:: Exercise material ::

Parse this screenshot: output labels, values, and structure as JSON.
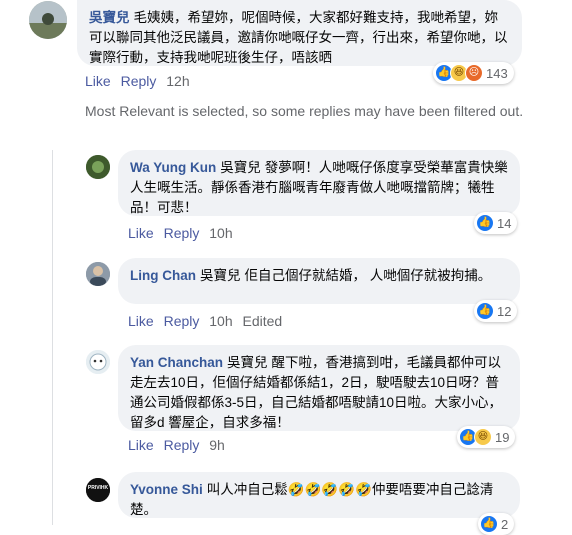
{
  "comments": [
    {
      "name": "吳寶兒",
      "text": "毛姨姨，希望妳，呢個時候，大家都好難支持，我哋希望，妳可以聯同其他泛民議員，邀請你哋嘅仔女一齊，行出來，希望你哋，以實際行動，支持我哋呢班後生仔，唔該晒",
      "actions": {
        "like": "Like",
        "reply": "Reply",
        "time": "12h"
      },
      "reactions": {
        "icons": [
          "like",
          "haha",
          "angry"
        ],
        "count": "143"
      }
    }
  ],
  "filter_notice": "Most Relevant is selected, so some replies may have been filtered out.",
  "replies": [
    {
      "name": "Wa Yung Kun",
      "tag": "吳寶兒",
      "text": "發夢啊！人哋嘅仔係度享受榮華富貴快樂人生嘅生活。靜係香港冇腦嘅青年廢青做人哋嘅擋箭牌；犧牲品！可悲！",
      "actions": {
        "like": "Like",
        "reply": "Reply",
        "time": "10h"
      },
      "reactions": {
        "icons": [
          "like"
        ],
        "count": "14"
      }
    },
    {
      "name": "Ling Chan",
      "tag": "吳寶兒",
      "text": "佢自己個仔就結婚， 人哋個仔就被拘捕。",
      "actions": {
        "like": "Like",
        "reply": "Reply",
        "time": "10h",
        "edited": "Edited"
      },
      "reactions": {
        "icons": [
          "like"
        ],
        "count": "12"
      }
    },
    {
      "name": "Yan Chanchan",
      "tag": "吳寶兒",
      "text": "醒下啦，香港搞到咁，毛議員都仲可以走左去10日，佢個仔結婚都係結1，2日，駛唔駛去10日呀？普通公司婚假都係3-5日，自己結婚都唔駛請10日啦。大家小心，留多d 響屋企，自求多福！",
      "actions": {
        "like": "Like",
        "reply": "Reply",
        "time": "9h"
      },
      "reactions": {
        "icons": [
          "like",
          "haha"
        ],
        "count": "19"
      }
    },
    {
      "name": "Yvonne Shi",
      "text": "叫人冲自己鬆🤣🤣🤣🤣🤣仲要唔要冲自己諗清楚。",
      "avatar_text": "PRIVIHK",
      "reactions": {
        "icons": [
          "like"
        ],
        "count": "2"
      }
    }
  ],
  "colors": {
    "name": "#365899",
    "bubble": "#f0f2f5",
    "meta": "#65676b",
    "like": "#1877f2",
    "haha": "#f7c94a",
    "angry": "#e86a2a"
  }
}
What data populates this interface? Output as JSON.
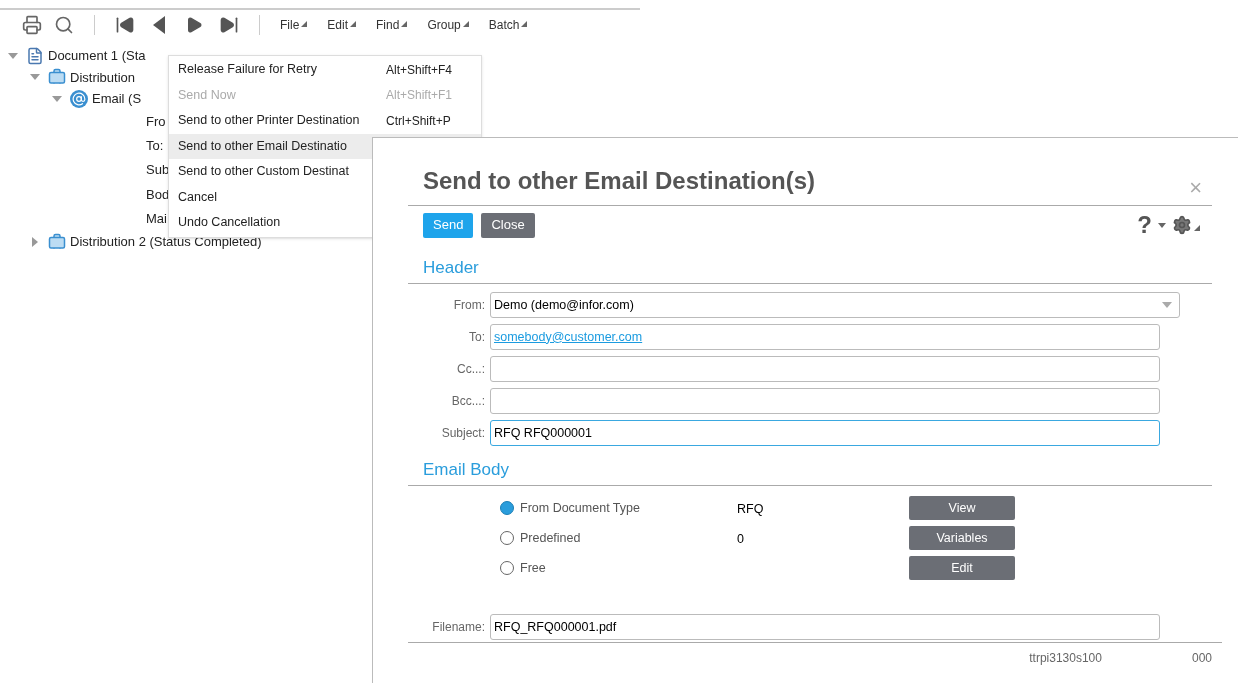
{
  "toolbar": {
    "menus": [
      "File",
      "Edit",
      "Find",
      "Group",
      "Batch"
    ]
  },
  "tree": [
    {
      "label": "Document 1 (Sta",
      "expanded": true,
      "kind": "document",
      "children": [
        {
          "label": "Distribution",
          "expanded": true,
          "kind": "distribution",
          "children": [
            {
              "label": "Email (S",
              "expanded": true,
              "kind": "email",
              "children": [
                {
                  "label": "Fro",
                  "kind": "field"
                },
                {
                  "label": "To:",
                  "kind": "field"
                },
                {
                  "label": "Sub",
                  "kind": "field"
                },
                {
                  "label": "Bod",
                  "kind": "field"
                },
                {
                  "label": "Mai",
                  "kind": "field"
                }
              ]
            }
          ]
        },
        {
          "label": "Distribution 2 (Status Completed)",
          "expanded": false,
          "kind": "distribution"
        }
      ]
    }
  ],
  "context_menu": {
    "items": [
      {
        "label": "Release Failure for Retry",
        "shortcut": "Alt+Shift+F4",
        "disabled": false,
        "selected": false
      },
      {
        "label": "Send Now",
        "shortcut": "Alt+Shift+F1",
        "disabled": true,
        "selected": false
      },
      {
        "label": "Send to other Printer Destination",
        "shortcut": "Ctrl+Shift+P",
        "disabled": false,
        "selected": false
      },
      {
        "label": "Send to other Email Destinatio",
        "disabled": false,
        "selected": true
      },
      {
        "label": "Send to other Custom Destinat",
        "disabled": false,
        "selected": false
      },
      {
        "label": "Cancel",
        "disabled": false,
        "selected": false
      },
      {
        "label": "Undo Cancellation",
        "disabled": false,
        "selected": false
      }
    ]
  },
  "dialog": {
    "title": "Send to other Email Destination(s)",
    "close": "×",
    "buttons": [
      {
        "label": "Send",
        "kind": "primary"
      },
      {
        "label": "Close",
        "kind": "secondary"
      }
    ],
    "help": "?",
    "header": {
      "title": "Header",
      "fields": [
        {
          "label": "From:",
          "value": "Demo (demo@infor.com)",
          "kind": "select",
          "focused": false
        },
        {
          "label": "To:",
          "value": "somebody@customer.com",
          "kind": "link",
          "focused": false
        },
        {
          "label": "Cc...:",
          "kind": "text",
          "focused": false
        },
        {
          "label": "Bcc...:",
          "kind": "text",
          "focused": false
        },
        {
          "label": "Subject:",
          "value": "RFQ RFQ000001",
          "kind": "text",
          "focused": true
        }
      ]
    },
    "email_body": {
      "title": "Email Body",
      "options": [
        {
          "label": "From Document Type",
          "value": "RFQ",
          "selected": true,
          "button": "View"
        },
        {
          "label": "Predefined",
          "value": "0",
          "selected": false,
          "button": "Variables"
        },
        {
          "label": "Free",
          "selected": false,
          "button": "Edit"
        }
      ]
    },
    "filename": {
      "label": "Filename:",
      "value": "RFQ_RFQ000001.pdf"
    },
    "footer": [
      "ttrpi3130s100",
      "000"
    ]
  }
}
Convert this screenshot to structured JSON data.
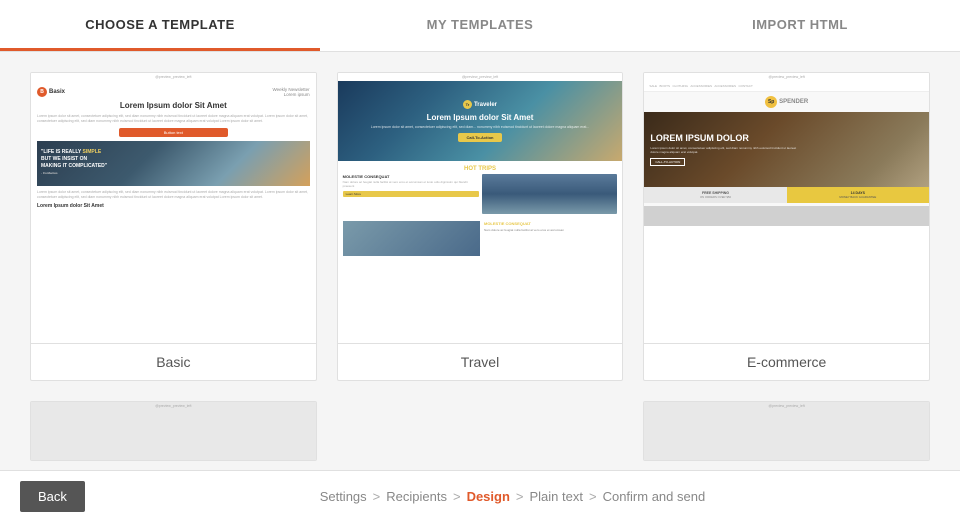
{
  "nav": {
    "tabs": [
      {
        "id": "choose-template",
        "label": "CHOOSE A TEMPLATE",
        "active": true
      },
      {
        "id": "my-templates",
        "label": "MY TEMPLATES",
        "active": false
      },
      {
        "id": "import-html",
        "label": "IMPORT HTML",
        "active": false
      }
    ]
  },
  "templates": [
    {
      "id": "basic",
      "label": "Basic",
      "preview_type": "basic"
    },
    {
      "id": "travel",
      "label": "Travel",
      "preview_type": "travel"
    },
    {
      "id": "ecommerce",
      "label": "E-commerce",
      "preview_type": "ecommerce"
    }
  ],
  "partial_templates": [
    {
      "id": "partial1",
      "label": ""
    },
    {
      "id": "partial2",
      "label": ""
    }
  ],
  "bottom": {
    "back_label": "Back",
    "breadcrumb": [
      {
        "id": "settings",
        "label": "Settings",
        "active": false
      },
      {
        "id": "recipients",
        "label": "Recipients",
        "active": false
      },
      {
        "id": "design",
        "label": "Design",
        "active": true
      },
      {
        "id": "plain-text",
        "label": "Plain text",
        "active": false
      },
      {
        "id": "confirm",
        "label": "Confirm and send",
        "active": false
      }
    ],
    "breadcrumb_separator": ">"
  },
  "preview_top_label": "@preview_preview_left"
}
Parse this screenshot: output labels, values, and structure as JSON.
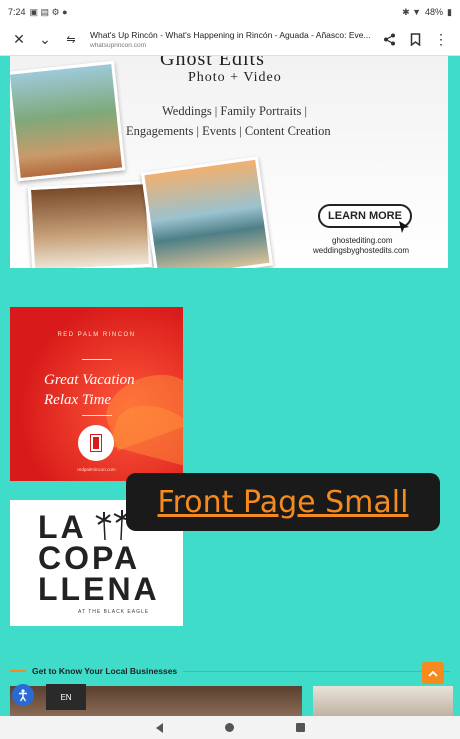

:::

Transcribe the records above exactly as they appear, leaving out any pictures.

Parse this screenshot: output labels, values, and structure as JSON.
{
  "comments": [
    {
      "name": "吳寶兒",
      "text": "毛姨姨，希望妳，呢個時候，大家都好難支持，我哋希望，妳可以聯同其他泛民議員，邀請你哋嘅仔女一齊，行出來，希望你哋，以實際行動，支持我哋呢班後生仔，唔該晒",
      "actions": {
        "like": "Like",
        "reply": "Reply",
        "time": "12h"
      },
      "reactions": {
        "icons": [
          "like",
          "haha",
          "angry"
        ],
        "count": "143"
      }
    }
  ],
  "filter_notice": "Most Relevant is selected, so some replies may have been filtered out.",
  "replies": [
    {
      "name": "Wa Yung Kun",
      "tag": "吳寶兒",
      "text": "發夢啊！人哋嘅仔係度享受榮華富貴快樂人生嘅生活。靜係香港冇腦嘅青年廢青做人哋嘅擋箭牌；犧牲品！可悲！",
      "actions": {
        "like": "Like",
        "reply": "Reply",
        "time": "10h"
      },
      "reactions": {
        "icons": [
          "like"
        ],
        "count": "14"
      }
    },
    {
      "name": "Ling Chan",
      "tag": "吳寶兒",
      "text": "佢自己個仔就結婚， 人哋個仔就被拘捕。",
      "actions": {
        "like": "Like",
        "reply": "Reply",
        "time": "10h",
        "edited": "Edited"
      },
      "reactions": {
        "icons": [
          "like"
        ],
        "count": "12"
      }
    },
    {
      "name": "Yan Chanchan",
      "tag": "吳寶兒",
      "text": "醒下啦，香港搞到咁，毛議員都仲可以走左去10日，佢個仔結婚都係結1，2日，駛唔駛去10日呀？普通公司婚假都係3-5日，自己結婚都唔駛請10日啦。大家小心，留多d 響屋企，自求多福！",
      "actions": {
        "like": "Like",
        "reply": "Reply",
        "time": "9h"
      },
      "reactions": {
        "icons": [
          "like",
          "haha"
        ],
        "count": "19"
      }
    },
    {
      "name": "Yvonne Shi",
      "text": "叫人冲自己鬆🤣🤣🤣🤣🤣仲要唔要冲自己諗清楚。",
      "avatar_text": "PRIVIHK",
      "reactions": {
        "icons": [
          "like"
        ],
        "count": "2"
      }
    }
  ],
  "colors": {
    "name": "#365899",
    "bubble": "#f0f2f5",
    "meta": "#65676b",
    "like": "#1877f2",
    "haha": "#f7c94a",
    "angry": "#e86a2a"
  }
}
What data populates this interface? Output as JSON.
{
  "toolbar": {
    "menus": [
      "File",
      "Edit",
      "Find",
      "Group",
      "Batch"
    ]
  },
  "tree": [
    {
      "label": "Document 1 (Sta",
      "expanded": true,
      "kind": "document",
      "children": [
        {
          "label": "Distribution",
          "expanded": true,
          "kind": "distribution",
          "children": [
            {
              "label": "Email (S",
              "expanded": true,
              "kind": "email",
              "children": [
                {
                  "label": "Fro",
                  "kind": "field"
                },
                {
                  "label": "To:",
                  "kind": "field"
                },
                {
                  "label": "Sub",
                  "kind": "field"
                },
                {
                  "label": "Bod",
                  "kind": "field"
                },
                {
                  "label": "Mai",
                  "kind": "field"
                }
              ]
            }
          ]
        },
        {
          "label": "Distribution 2 (Status Completed)",
          "expanded": false,
          "kind": "distribution"
        }
      ]
    }
  ],
  "context_menu": {
    "items": [
      {
        "label": "Release Failure for Retry",
        "shortcut": "Alt+Shift+F4",
        "disabled": false,
        "selected": false
      },
      {
        "label": "Send Now",
        "shortcut": "Alt+Shift+F1",
        "disabled": true,
        "selected": false
      },
      {
        "label": "Send to other Printer Destination",
        "shortcut": "Ctrl+Shift+P",
        "disabled": false,
        "selected": false
      },
      {
        "label": "Send to other Email Destinatio",
        "disabled": false,
        "selected": true
      },
      {
        "label": "Send to other Custom Destinat",
        "disabled": false,
        "selected": false
      },
      {
        "label": "Cancel",
        "disabled": false,
        "selected": false
      },
      {
        "label": "Undo Cancellation",
        "disabled": false,
        "selected": false
      }
    ]
  },
  "dialog": {
    "title": "Send to other Email Destination(s)",
    "close": "×",
    "buttons": [
      {
        "label": "Send",
        "kind": "primary"
      },
      {
        "label": "Close",
        "kind": "secondary"
      }
    ],
    "help": "?",
    "header": {
      "title": "Header",
      "fields": [
        {
          "label": "From:",
          "value": "Demo (demo@infor.com)",
          "kind": "select",
          "focused": false
        },
        {
          "label": "To:",
          "value": "somebody@customer.com",
          "kind": "link",
          "focused": false
        },
        {
          "label": "Cc...:",
          "kind": "text",
          "focused": false
        },
        {
          "label": "Bcc...:",
          "kind": "text",
          "focused": false
        },
        {
          "label": "Subject:",
          "value": "RFQ RFQ000001",
          "kind": "text",
          "focused": true
        }
      ]
    },
    "email_body": {
      "title": "Email Body",
      "options": [
        {
          "label": "From Document Type",
          "value": "RFQ",
          "selected": true,
          "button": "View"
        },
        {
          "label": "Predefined",
          "value": "0",
          "selected": false,
          "button": "Variables"
        },
        {
          "label": "Free",
          "selected": false,
          "button": "Edit"
        }
      ]
    },
    "filename": {
      "label": "Filename:",
      "value": "RFQ_RFQ000001.pdf"
    },
    "footer": [
      "ttrpi3130s100",
      "000"
    ]
  }
}
Convert this screenshot to structured JSON data.
{
  "nav": {
    "tabs": [
      {
        "id": "choose-template",
        "label": "CHOOSE A TEMPLATE",
        "active": true
      },
      {
        "id": "my-templates",
        "label": "MY TEMPLATES",
        "active": false
      },
      {
        "id": "import-html",
        "label": "IMPORT HTML",
        "active": false
      }
    ]
  },
  "templates": [
    {
      "id": "basic",
      "label": "Basic",
      "preview_type": "basic"
    },
    {
      "id": "travel",
      "label": "Travel",
      "preview_type": "travel"
    },
    {
      "id": "ecommerce",
      "label": "E-commerce",
      "preview_type": "ecommerce"
    }
  ],
  "partial_templates": [
    {
      "id": "partial1",
      "label": ""
    },
    {
      "id": "partial2",
      "label": ""
    }
  ],
  "bottom": {
    "back_label": "Back",
    "breadcrumb": [
      {
        "id": "settings",
        "label": "Settings",
        "active": false
      },
      {
        "id": "recipients",
        "label": "Recipients",
        "active": false
      },
      {
        "id": "design",
        "label": "Design",
        "active": true
      },
      {
        "id": "plain-text",
        "label": "Plain text",
        "active": false
      },
      {
        "id": "confirm",
        "label": "Confirm and send",
        "active": false
      }
    ],
    "breadcrumb_separator": ">"
  },
  "preview_top_label": "@preview_preview_left"
}
Parse this screenshot: output labels, values, and structure as JSON.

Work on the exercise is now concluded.